— Start Provided entries —

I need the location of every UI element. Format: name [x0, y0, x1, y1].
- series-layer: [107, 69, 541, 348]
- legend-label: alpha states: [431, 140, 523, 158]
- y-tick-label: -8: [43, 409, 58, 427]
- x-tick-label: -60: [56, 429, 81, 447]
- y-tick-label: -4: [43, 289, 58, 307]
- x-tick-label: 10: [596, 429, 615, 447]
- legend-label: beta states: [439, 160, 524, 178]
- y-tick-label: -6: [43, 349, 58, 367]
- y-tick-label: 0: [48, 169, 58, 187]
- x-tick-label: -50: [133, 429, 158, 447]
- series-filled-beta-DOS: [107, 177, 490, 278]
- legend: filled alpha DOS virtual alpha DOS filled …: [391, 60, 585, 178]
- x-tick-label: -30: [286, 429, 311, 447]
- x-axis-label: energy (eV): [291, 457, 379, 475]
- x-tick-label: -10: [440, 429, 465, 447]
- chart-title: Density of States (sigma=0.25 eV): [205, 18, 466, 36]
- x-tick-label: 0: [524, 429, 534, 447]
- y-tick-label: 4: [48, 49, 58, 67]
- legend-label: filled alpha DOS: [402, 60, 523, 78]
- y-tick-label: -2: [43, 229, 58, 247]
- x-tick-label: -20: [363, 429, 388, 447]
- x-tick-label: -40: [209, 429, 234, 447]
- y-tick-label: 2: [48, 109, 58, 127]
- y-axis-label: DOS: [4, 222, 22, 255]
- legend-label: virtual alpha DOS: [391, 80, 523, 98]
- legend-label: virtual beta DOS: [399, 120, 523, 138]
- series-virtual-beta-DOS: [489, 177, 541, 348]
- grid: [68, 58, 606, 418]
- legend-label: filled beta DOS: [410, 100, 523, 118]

— End Provided entries —

Please update the lines above by replacing every "legend-label" with "legend-entry". Leave everything else unchanged.

I need the location of every UI element. Format: name [x0, y0, x1, y1].
- series-layer: [107, 69, 541, 348]
- legend-entry: alpha states: [431, 140, 523, 158]
- y-tick-label: -8: [43, 409, 58, 427]
- x-tick-label: -60: [56, 429, 81, 447]
- y-tick-label: -4: [43, 289, 58, 307]
- x-tick-label: 10: [596, 429, 615, 447]
- legend-entry: beta states: [439, 160, 524, 178]
- y-tick-label: -6: [43, 349, 58, 367]
- y-tick-label: 0: [48, 169, 58, 187]
- x-tick-label: -50: [133, 429, 158, 447]
- series-filled-beta-DOS: [107, 177, 490, 278]
- legend: filled alpha DOS virtual alpha DOS filled …: [391, 60, 585, 178]
- x-tick-label: -30: [286, 429, 311, 447]
- x-axis-label: energy (eV): [291, 457, 379, 475]
- x-tick-label: -10: [440, 429, 465, 447]
- chart-title: Density of States (sigma=0.25 eV): [205, 18, 466, 36]
- x-tick-label: 0: [524, 429, 534, 447]
- y-tick-label: 4: [48, 49, 58, 67]
- legend-entry: filled alpha DOS: [402, 60, 523, 78]
- y-tick-label: -2: [43, 229, 58, 247]
- x-tick-label: -20: [363, 429, 388, 447]
- x-tick-label: -40: [209, 429, 234, 447]
- y-tick-label: 2: [48, 109, 58, 127]
- y-axis-label: DOS: [4, 222, 22, 255]
- legend-entry: virtual alpha DOS: [391, 80, 523, 98]
- legend-entry: virtual beta DOS: [399, 120, 523, 138]
- series-virtual-beta-DOS: [489, 177, 541, 348]
- grid: [68, 58, 606, 418]
- legend-entry: filled beta DOS: [410, 100, 523, 118]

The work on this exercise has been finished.